*THE TASK*. The entries that follow should be written out exactly.

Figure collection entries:
= = = =

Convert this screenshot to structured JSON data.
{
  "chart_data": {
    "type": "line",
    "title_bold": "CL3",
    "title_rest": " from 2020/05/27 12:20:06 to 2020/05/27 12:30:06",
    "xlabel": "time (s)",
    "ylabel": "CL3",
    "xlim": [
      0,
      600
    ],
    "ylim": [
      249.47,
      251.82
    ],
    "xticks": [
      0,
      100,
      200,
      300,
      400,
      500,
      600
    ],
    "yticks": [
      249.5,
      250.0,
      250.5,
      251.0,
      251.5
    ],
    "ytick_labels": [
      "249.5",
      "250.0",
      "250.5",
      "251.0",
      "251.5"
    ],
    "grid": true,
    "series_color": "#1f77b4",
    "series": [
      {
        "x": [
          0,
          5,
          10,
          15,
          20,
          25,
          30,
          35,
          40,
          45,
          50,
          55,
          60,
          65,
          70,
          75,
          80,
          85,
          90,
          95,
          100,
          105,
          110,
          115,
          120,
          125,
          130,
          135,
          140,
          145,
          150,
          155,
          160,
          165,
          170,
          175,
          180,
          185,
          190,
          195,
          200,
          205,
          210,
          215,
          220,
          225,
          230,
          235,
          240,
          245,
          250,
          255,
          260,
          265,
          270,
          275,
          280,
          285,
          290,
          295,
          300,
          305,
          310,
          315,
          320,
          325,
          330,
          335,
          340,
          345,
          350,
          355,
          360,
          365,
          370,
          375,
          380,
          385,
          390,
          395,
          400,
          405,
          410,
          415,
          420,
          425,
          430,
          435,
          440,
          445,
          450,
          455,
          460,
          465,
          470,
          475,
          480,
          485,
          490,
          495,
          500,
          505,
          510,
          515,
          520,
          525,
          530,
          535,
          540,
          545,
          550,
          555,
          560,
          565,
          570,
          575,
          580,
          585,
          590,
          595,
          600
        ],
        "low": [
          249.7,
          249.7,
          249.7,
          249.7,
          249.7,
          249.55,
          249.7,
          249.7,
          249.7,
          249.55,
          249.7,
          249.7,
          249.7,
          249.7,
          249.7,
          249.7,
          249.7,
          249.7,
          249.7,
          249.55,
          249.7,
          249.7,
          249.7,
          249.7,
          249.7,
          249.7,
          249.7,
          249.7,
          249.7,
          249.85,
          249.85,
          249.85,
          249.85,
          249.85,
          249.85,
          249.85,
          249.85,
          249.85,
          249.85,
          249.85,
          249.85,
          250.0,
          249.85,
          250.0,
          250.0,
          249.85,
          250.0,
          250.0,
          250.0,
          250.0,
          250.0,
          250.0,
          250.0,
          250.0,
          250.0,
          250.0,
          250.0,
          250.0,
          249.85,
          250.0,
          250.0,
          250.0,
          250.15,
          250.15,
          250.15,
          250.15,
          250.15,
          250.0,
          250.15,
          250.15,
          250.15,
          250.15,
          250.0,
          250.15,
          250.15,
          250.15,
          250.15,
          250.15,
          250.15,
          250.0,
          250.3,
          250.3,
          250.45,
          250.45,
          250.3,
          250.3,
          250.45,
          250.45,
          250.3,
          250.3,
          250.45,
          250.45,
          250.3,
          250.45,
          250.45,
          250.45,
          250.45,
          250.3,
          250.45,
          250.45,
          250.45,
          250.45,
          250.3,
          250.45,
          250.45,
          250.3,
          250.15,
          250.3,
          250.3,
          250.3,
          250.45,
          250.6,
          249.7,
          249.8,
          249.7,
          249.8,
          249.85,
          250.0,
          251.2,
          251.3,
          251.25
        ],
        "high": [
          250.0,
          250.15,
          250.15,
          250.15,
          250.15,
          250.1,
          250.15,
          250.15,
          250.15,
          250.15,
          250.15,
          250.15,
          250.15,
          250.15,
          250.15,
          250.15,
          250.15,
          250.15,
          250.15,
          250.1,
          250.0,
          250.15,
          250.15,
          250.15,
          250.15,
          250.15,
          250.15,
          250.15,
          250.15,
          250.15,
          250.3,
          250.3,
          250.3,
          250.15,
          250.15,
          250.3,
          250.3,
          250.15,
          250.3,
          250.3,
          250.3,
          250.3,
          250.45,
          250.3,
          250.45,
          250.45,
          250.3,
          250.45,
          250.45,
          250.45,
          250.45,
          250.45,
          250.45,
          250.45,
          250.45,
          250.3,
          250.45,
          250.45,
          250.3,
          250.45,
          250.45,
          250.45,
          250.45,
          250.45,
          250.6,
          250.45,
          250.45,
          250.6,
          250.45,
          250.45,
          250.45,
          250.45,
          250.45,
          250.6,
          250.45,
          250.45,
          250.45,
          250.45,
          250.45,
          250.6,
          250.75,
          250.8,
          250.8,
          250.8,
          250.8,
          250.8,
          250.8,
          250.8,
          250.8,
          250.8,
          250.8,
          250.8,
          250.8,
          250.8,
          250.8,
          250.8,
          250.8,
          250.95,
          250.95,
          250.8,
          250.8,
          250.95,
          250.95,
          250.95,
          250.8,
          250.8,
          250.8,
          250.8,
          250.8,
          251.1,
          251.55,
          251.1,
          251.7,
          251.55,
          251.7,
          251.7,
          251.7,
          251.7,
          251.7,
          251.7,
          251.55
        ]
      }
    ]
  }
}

= = = =

*TASK ANSWER*.
Convert this screenshot to structured JSON data.
{
  "chart_data": {
    "type": "line",
    "title_bold": "CL3",
    "title_rest": " from 2020/05/27 12:20:06 to 2020/05/27 12:30:06",
    "xlabel": "time (s)",
    "ylabel": "CL3",
    "xlim": [
      0,
      600
    ],
    "ylim": [
      249.47,
      251.82
    ],
    "xticks": [
      0,
      100,
      200,
      300,
      400,
      500,
      600
    ],
    "yticks": [
      249.5,
      250.0,
      250.5,
      251.0,
      251.5
    ],
    "ytick_labels": [
      "249.5",
      "250.0",
      "250.5",
      "251.0",
      "251.5"
    ],
    "grid": true,
    "series_color": "#1f77b4",
    "series": [
      {
        "x": [
          0,
          5,
          10,
          15,
          20,
          25,
          30,
          35,
          40,
          45,
          50,
          55,
          60,
          65,
          70,
          75,
          80,
          85,
          90,
          95,
          100,
          105,
          110,
          115,
          120,
          125,
          130,
          135,
          140,
          145,
          150,
          155,
          160,
          165,
          170,
          175,
          180,
          185,
          190,
          195,
          200,
          205,
          210,
          215,
          220,
          225,
          230,
          235,
          240,
          245,
          250,
          255,
          260,
          265,
          270,
          275,
          280,
          285,
          290,
          295,
          300,
          305,
          310,
          315,
          320,
          325,
          330,
          335,
          340,
          345,
          350,
          355,
          360,
          365,
          370,
          375,
          380,
          385,
          390,
          395,
          400,
          405,
          410,
          415,
          420,
          425,
          430,
          435,
          440,
          445,
          450,
          455,
          460,
          465,
          470,
          475,
          480,
          485,
          490,
          495,
          500,
          505,
          510,
          515,
          520,
          525,
          530,
          535,
          540,
          545,
          550,
          555,
          560,
          565,
          570,
          575,
          580,
          585,
          590,
          595,
          600
        ],
        "low": [
          249.7,
          249.7,
          249.7,
          249.7,
          249.7,
          249.55,
          249.7,
          249.7,
          249.7,
          249.55,
          249.7,
          249.7,
          249.7,
          249.7,
          249.7,
          249.7,
          249.7,
          249.7,
          249.7,
          249.55,
          249.7,
          249.7,
          249.7,
          249.7,
          249.7,
          249.7,
          249.7,
          249.7,
          249.7,
          249.85,
          249.85,
          249.85,
          249.85,
          249.85,
          249.85,
          249.85,
          249.85,
          249.85,
          249.85,
          249.85,
          249.85,
          250.0,
          249.85,
          250.0,
          250.0,
          249.85,
          250.0,
          250.0,
          250.0,
          250.0,
          250.0,
          250.0,
          250.0,
          250.0,
          250.0,
          250.0,
          250.0,
          250.0,
          249.85,
          250.0,
          250.0,
          250.0,
          250.15,
          250.15,
          250.15,
          250.15,
          250.15,
          250.0,
          250.15,
          250.15,
          250.15,
          250.15,
          250.0,
          250.15,
          250.15,
          250.15,
          250.15,
          250.15,
          250.15,
          250.0,
          250.3,
          250.3,
          250.45,
          250.45,
          250.3,
          250.3,
          250.45,
          250.45,
          250.3,
          250.3,
          250.45,
          250.45,
          250.3,
          250.45,
          250.45,
          250.45,
          250.45,
          250.3,
          250.45,
          250.45,
          250.45,
          250.45,
          250.3,
          250.45,
          250.45,
          250.3,
          250.15,
          250.3,
          250.3,
          250.3,
          250.45,
          250.6,
          249.7,
          249.8,
          249.7,
          249.8,
          249.85,
          250.0,
          251.2,
          251.3,
          251.25
        ],
        "high": [
          250.0,
          250.15,
          250.15,
          250.15,
          250.15,
          250.1,
          250.15,
          250.15,
          250.15,
          250.15,
          250.15,
          250.15,
          250.15,
          250.15,
          250.15,
          250.15,
          250.15,
          250.15,
          250.15,
          250.1,
          250.0,
          250.15,
          250.15,
          250.15,
          250.15,
          250.15,
          250.15,
          250.15,
          250.15,
          250.15,
          250.3,
          250.3,
          250.3,
          250.15,
          250.15,
          250.3,
          250.3,
          250.15,
          250.3,
          250.3,
          250.3,
          250.3,
          250.45,
          250.3,
          250.45,
          250.45,
          250.3,
          250.45,
          250.45,
          250.45,
          250.45,
          250.45,
          250.45,
          250.45,
          250.45,
          250.3,
          250.45,
          250.45,
          250.3,
          250.45,
          250.45,
          250.45,
          250.45,
          250.45,
          250.6,
          250.45,
          250.45,
          250.6,
          250.45,
          250.45,
          250.45,
          250.45,
          250.45,
          250.6,
          250.45,
          250.45,
          250.45,
          250.45,
          250.45,
          250.6,
          250.75,
          250.8,
          250.8,
          250.8,
          250.8,
          250.8,
          250.8,
          250.8,
          250.8,
          250.8,
          250.8,
          250.8,
          250.8,
          250.8,
          250.8,
          250.8,
          250.8,
          250.95,
          250.95,
          250.8,
          250.8,
          250.95,
          250.95,
          250.95,
          250.8,
          250.8,
          250.8,
          250.8,
          250.8,
          251.1,
          251.55,
          251.1,
          251.7,
          251.55,
          251.7,
          251.7,
          251.7,
          251.7,
          251.7,
          251.7,
          251.55
        ]
      }
    ]
  }
}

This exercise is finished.